Problem — Every entry that follows should be repeated exactly; drop the images.

Stored items —
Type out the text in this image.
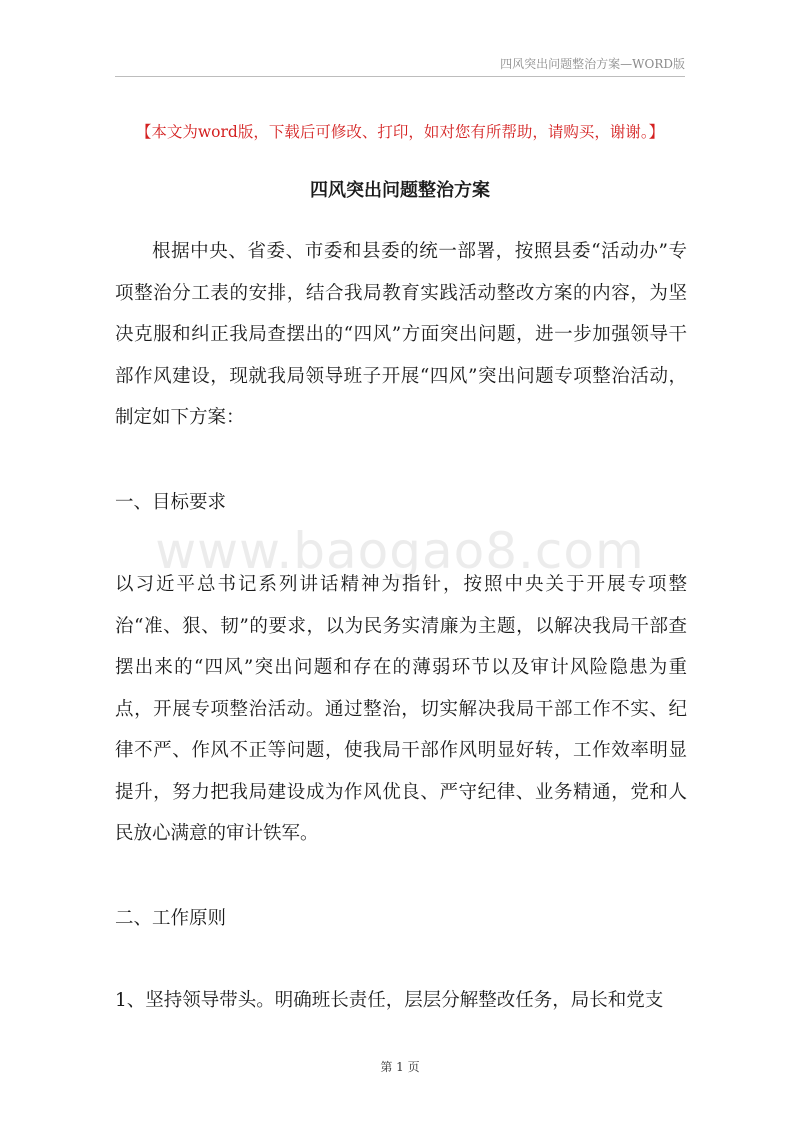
四风突出问题整治方案—WORD版
【本文为word版，下载后可修改、打印，如对您有所帮助，请购买，谢谢。】
四风突出问题整治方案

根据中央、省委、市委和县委的统一部署，按照县委“活动办”专项整治分工表的安排，结合我局教育实践活动整改方案的内容，为坚决克服和纠正我局查摆出的“四风”方面突出问题，进一步加强领导干部作风建设，现就我局领导班子开展“四风”突出问题专项整治活动，制定如下方案：

一、目标要求

www.baogao8.com

以习近平总书记系列讲话精神为指针，按照中央关于开展专项整治“准、狠、韧”的要求，以为民务实清廉为主题，以解决我局干部查摆出来的“四风”突出问题和存在的薄弱环节以及审计风险隐患为重点，开展专项整治活动。通过整治，切实解决我局干部工作不实、纪律不严、作风不正等问题，使我局干部作风明显好转，工作效率明显提升，努力把我局建设成为作风优良、严守纪律、业务精通，党和人民放心满意的审计铁军。

二、工作原则

1、坚持领导带头。明确班长责任，层层分解整改任务，局长和党支

第 1 页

Answer to this problem —
Type out the text in this image.
四风突出问题整治方案—WORD版
【本文为word版，下载后可修改、打印，如对您有所帮助，请购买，谢谢。】
四风突出问题整治方案

根据中央、省委、市委和县委的统一部署，按照县委“活动办”专项整治分工表的安排，结合我局教育实践活动整改方案的内容，为坚决克服和纠正我局查摆出的“四风”方面突出问题，进一步加强领导干部作风建设，现就我局领导班子开展“四风”突出问题专项整治活动，制定如下方案：

一、目标要求

www.baogao8.com

以习近平总书记系列讲话精神为指针，按照中央关于开展专项整治“准、狠、韧”的要求，以为民务实清廉为主题，以解决我局干部查摆出来的“四风”突出问题和存在的薄弱环节以及审计风险隐患为重点，开展专项整治活动。通过整治，切实解决我局干部工作不实、纪律不严、作风不正等问题，使我局干部作风明显好转，工作效率明显提升，努力把我局建设成为作风优良、严守纪律、业务精通，党和人民放心满意的审计铁军。

二、工作原则

1、坚持领导带头。明确班长责任，层层分解整改任务，局长和党支

第 1 页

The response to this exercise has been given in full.